--- Job ---
Each entry in the listing below should be restated word for word.

__________

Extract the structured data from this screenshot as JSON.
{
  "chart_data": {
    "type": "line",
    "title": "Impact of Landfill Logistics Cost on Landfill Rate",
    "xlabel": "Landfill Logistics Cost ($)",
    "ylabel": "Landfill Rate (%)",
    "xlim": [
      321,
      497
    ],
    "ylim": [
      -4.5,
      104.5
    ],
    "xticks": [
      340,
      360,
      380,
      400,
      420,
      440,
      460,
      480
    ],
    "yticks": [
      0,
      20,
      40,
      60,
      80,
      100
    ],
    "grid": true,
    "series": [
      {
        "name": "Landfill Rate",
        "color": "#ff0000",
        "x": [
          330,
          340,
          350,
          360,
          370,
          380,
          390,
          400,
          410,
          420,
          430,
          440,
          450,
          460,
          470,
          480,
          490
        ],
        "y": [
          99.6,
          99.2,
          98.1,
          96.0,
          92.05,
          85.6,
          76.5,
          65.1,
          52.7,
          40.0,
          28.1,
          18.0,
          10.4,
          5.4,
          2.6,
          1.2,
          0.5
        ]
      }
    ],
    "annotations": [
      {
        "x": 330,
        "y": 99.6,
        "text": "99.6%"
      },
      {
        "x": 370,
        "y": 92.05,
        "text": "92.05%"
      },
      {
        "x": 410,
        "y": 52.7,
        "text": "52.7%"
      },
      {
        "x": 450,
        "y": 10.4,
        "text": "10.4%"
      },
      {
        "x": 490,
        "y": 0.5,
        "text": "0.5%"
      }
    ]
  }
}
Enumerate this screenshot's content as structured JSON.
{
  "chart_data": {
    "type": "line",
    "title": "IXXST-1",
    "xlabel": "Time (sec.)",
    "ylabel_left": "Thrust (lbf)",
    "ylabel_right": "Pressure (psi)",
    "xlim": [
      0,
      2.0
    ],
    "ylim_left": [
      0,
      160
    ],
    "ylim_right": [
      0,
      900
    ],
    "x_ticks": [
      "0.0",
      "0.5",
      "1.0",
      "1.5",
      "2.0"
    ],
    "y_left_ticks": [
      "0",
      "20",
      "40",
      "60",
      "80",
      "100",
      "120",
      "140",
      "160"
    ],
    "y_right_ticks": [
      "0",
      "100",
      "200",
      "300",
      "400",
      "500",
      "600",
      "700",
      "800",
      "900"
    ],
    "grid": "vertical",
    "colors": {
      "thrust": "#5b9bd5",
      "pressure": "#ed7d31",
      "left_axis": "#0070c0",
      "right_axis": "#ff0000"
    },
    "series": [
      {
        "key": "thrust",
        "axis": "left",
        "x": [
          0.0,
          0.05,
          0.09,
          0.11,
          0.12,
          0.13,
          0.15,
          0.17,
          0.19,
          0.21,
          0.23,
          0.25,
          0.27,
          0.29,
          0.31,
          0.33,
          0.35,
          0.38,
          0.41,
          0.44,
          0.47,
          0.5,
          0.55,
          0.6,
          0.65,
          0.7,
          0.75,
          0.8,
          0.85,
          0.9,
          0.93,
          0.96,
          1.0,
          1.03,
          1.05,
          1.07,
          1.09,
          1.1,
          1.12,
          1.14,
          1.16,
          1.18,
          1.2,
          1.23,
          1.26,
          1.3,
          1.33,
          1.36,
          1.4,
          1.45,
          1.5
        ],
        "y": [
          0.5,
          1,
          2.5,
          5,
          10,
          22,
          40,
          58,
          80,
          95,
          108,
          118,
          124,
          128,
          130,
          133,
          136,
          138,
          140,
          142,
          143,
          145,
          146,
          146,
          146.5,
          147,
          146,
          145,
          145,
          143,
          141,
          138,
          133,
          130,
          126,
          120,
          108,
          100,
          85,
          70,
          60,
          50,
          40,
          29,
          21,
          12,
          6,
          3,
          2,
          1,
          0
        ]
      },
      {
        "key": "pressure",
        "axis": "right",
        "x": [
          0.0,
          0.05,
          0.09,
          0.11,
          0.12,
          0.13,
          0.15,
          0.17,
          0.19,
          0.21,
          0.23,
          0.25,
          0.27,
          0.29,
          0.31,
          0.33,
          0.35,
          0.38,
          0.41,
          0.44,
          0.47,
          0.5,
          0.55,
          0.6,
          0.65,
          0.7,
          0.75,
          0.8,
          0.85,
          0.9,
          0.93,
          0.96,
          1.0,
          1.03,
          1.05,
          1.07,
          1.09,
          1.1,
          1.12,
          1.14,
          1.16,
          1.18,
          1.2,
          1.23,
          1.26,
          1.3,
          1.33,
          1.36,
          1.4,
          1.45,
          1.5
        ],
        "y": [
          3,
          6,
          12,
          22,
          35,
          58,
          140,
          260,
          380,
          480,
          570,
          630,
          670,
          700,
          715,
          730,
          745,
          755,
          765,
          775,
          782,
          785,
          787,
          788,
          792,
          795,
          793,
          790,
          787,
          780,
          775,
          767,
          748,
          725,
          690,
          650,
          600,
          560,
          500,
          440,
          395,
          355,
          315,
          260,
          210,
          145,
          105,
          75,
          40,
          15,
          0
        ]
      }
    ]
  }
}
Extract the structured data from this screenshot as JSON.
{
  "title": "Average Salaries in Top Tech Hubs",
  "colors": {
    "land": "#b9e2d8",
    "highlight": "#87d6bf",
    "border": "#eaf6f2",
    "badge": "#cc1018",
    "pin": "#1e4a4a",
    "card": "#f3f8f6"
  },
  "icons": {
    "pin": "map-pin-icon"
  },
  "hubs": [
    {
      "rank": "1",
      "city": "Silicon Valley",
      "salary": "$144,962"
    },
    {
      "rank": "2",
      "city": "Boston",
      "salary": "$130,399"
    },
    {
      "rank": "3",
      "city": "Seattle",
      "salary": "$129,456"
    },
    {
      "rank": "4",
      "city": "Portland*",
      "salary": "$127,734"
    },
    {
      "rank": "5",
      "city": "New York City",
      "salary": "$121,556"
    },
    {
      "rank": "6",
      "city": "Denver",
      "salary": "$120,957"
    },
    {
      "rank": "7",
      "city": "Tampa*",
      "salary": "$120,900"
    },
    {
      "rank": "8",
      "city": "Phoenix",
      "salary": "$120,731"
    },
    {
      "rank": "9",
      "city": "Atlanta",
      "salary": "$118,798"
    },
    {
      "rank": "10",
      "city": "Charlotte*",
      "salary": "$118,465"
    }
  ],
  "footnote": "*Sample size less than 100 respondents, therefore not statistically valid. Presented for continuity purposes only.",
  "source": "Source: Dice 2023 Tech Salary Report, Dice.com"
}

__________

--- Result of this exercise ---
Extract the structured data from this screenshot as JSON.
{
  "chart_data": {
    "type": "line",
    "title": "Impact of Landfill Logistics Cost on Landfill Rate",
    "xlabel": "Landfill Logistics Cost ($)",
    "ylabel": "Landfill Rate (%)",
    "xlim": [
      321,
      497
    ],
    "ylim": [
      -4.5,
      104.5
    ],
    "xticks": [
      340,
      360,
      380,
      400,
      420,
      440,
      460,
      480
    ],
    "yticks": [
      0,
      20,
      40,
      60,
      80,
      100
    ],
    "grid": true,
    "series": [
      {
        "name": "Landfill Rate",
        "color": "#ff0000",
        "x": [
          330,
          340,
          350,
          360,
          370,
          380,
          390,
          400,
          410,
          420,
          430,
          440,
          450,
          460,
          470,
          480,
          490
        ],
        "y": [
          99.6,
          99.2,
          98.1,
          96.0,
          92.05,
          85.6,
          76.5,
          65.1,
          52.7,
          40.0,
          28.1,
          18.0,
          10.4,
          5.4,
          2.6,
          1.2,
          0.5
        ]
      }
    ],
    "annotations": [
      {
        "x": 330,
        "y": 99.6,
        "text": "99.6%"
      },
      {
        "x": 370,
        "y": 92.05,
        "text": "92.05%"
      },
      {
        "x": 410,
        "y": 52.7,
        "text": "52.7%"
      },
      {
        "x": 450,
        "y": 10.4,
        "text": "10.4%"
      },
      {
        "x": 490,
        "y": 0.5,
        "text": "0.5%"
      }
    ]
  }
}
Enumerate this screenshot's content as structured JSON.
{
  "chart_data": {
    "type": "line",
    "title": "IXXST-1",
    "xlabel": "Time (sec.)",
    "ylabel_left": "Thrust (lbf)",
    "ylabel_right": "Pressure (psi)",
    "xlim": [
      0,
      2.0
    ],
    "ylim_left": [
      0,
      160
    ],
    "ylim_right": [
      0,
      900
    ],
    "x_ticks": [
      "0.0",
      "0.5",
      "1.0",
      "1.5",
      "2.0"
    ],
    "y_left_ticks": [
      "0",
      "20",
      "40",
      "60",
      "80",
      "100",
      "120",
      "140",
      "160"
    ],
    "y_right_ticks": [
      "0",
      "100",
      "200",
      "300",
      "400",
      "500",
      "600",
      "700",
      "800",
      "900"
    ],
    "grid": "vertical",
    "colors": {
      "thrust": "#5b9bd5",
      "pressure": "#ed7d31",
      "left_axis": "#0070c0",
      "right_axis": "#ff0000"
    },
    "series": [
      {
        "key": "thrust",
        "axis": "left",
        "x": [
          0.0,
          0.05,
          0.09,
          0.11,
          0.12,
          0.13,
          0.15,
          0.17,
          0.19,
          0.21,
          0.23,
          0.25,
          0.27,
          0.29,
          0.31,
          0.33,
          0.35,
          0.38,
          0.41,
          0.44,
          0.47,
          0.5,
          0.55,
          0.6,
          0.65,
          0.7,
          0.75,
          0.8,
          0.85,
          0.9,
          0.93,
          0.96,
          1.0,
          1.03,
          1.05,
          1.07,
          1.09,
          1.1,
          1.12,
          1.14,
          1.16,
          1.18,
          1.2,
          1.23,
          1.26,
          1.3,
          1.33,
          1.36,
          1.4,
          1.45,
          1.5
        ],
        "y": [
          0.5,
          1,
          2.5,
          5,
          10,
          22,
          40,
          58,
          80,
          95,
          108,
          118,
          124,
          128,
          130,
          133,
          136,
          138,
          140,
          142,
          143,
          145,
          146,
          146,
          146.5,
          147,
          146,
          145,
          145,
          143,
          141,
          138,
          133,
          130,
          126,
          120,
          108,
          100,
          85,
          70,
          60,
          50,
          40,
          29,
          21,
          12,
          6,
          3,
          2,
          1,
          0
        ]
      },
      {
        "key": "pressure",
        "axis": "right",
        "x": [
          0.0,
          0.05,
          0.09,
          0.11,
          0.12,
          0.13,
          0.15,
          0.17,
          0.19,
          0.21,
          0.23,
          0.25,
          0.27,
          0.29,
          0.31,
          0.33,
          0.35,
          0.38,
          0.41,
          0.44,
          0.47,
          0.5,
          0.55,
          0.6,
          0.65,
          0.7,
          0.75,
          0.8,
          0.85,
          0.9,
          0.93,
          0.96,
          1.0,
          1.03,
          1.05,
          1.07,
          1.09,
          1.1,
          1.12,
          1.14,
          1.16,
          1.18,
          1.2,
          1.23,
          1.26,
          1.3,
          1.33,
          1.36,
          1.4,
          1.45,
          1.5
        ],
        "y": [
          3,
          6,
          12,
          22,
          35,
          58,
          140,
          260,
          380,
          480,
          570,
          630,
          670,
          700,
          715,
          730,
          745,
          755,
          765,
          775,
          782,
          785,
          787,
          788,
          792,
          795,
          793,
          790,
          787,
          780,
          775,
          767,
          748,
          725,
          690,
          650,
          600,
          560,
          500,
          440,
          395,
          355,
          315,
          260,
          210,
          145,
          105,
          75,
          40,
          15,
          0
        ]
      }
    ]
  }
}
Extract the structured data from this screenshot as JSON.
{
  "title": "Average Salaries in Top Tech Hubs",
  "colors": {
    "land": "#b9e2d8",
    "highlight": "#87d6bf",
    "border": "#eaf6f2",
    "badge": "#cc1018",
    "pin": "#1e4a4a",
    "card": "#f3f8f6"
  },
  "icons": {
    "pin": "map-pin-icon"
  },
  "hubs": [
    {
      "rank": "1",
      "city": "Silicon Valley",
      "salary": "$144,962"
    },
    {
      "rank": "2",
      "city": "Boston",
      "salary": "$130,399"
    },
    {
      "rank": "3",
      "city": "Seattle",
      "salary": "$129,456"
    },
    {
      "rank": "4",
      "city": "Portland*",
      "salary": "$127,734"
    },
    {
      "rank": "5",
      "city": "New York City",
      "salary": "$121,556"
    },
    {
      "rank": "6",
      "city": "Denver",
      "salary": "$120,957"
    },
    {
      "rank": "7",
      "city": "Tampa*",
      "salary": "$120,900"
    },
    {
      "rank": "8",
      "city": "Phoenix",
      "salary": "$120,731"
    },
    {
      "rank": "9",
      "city": "Atlanta",
      "salary": "$118,798"
    },
    {
      "rank": "10",
      "city": "Charlotte*",
      "salary": "$118,465"
    }
  ],
  "footnote": "*Sample size less than 100 respondents, therefore not statistically valid. Presented for continuity purposes only.",
  "source": "Source: Dice 2023 Tech Salary Report, Dice.com"
}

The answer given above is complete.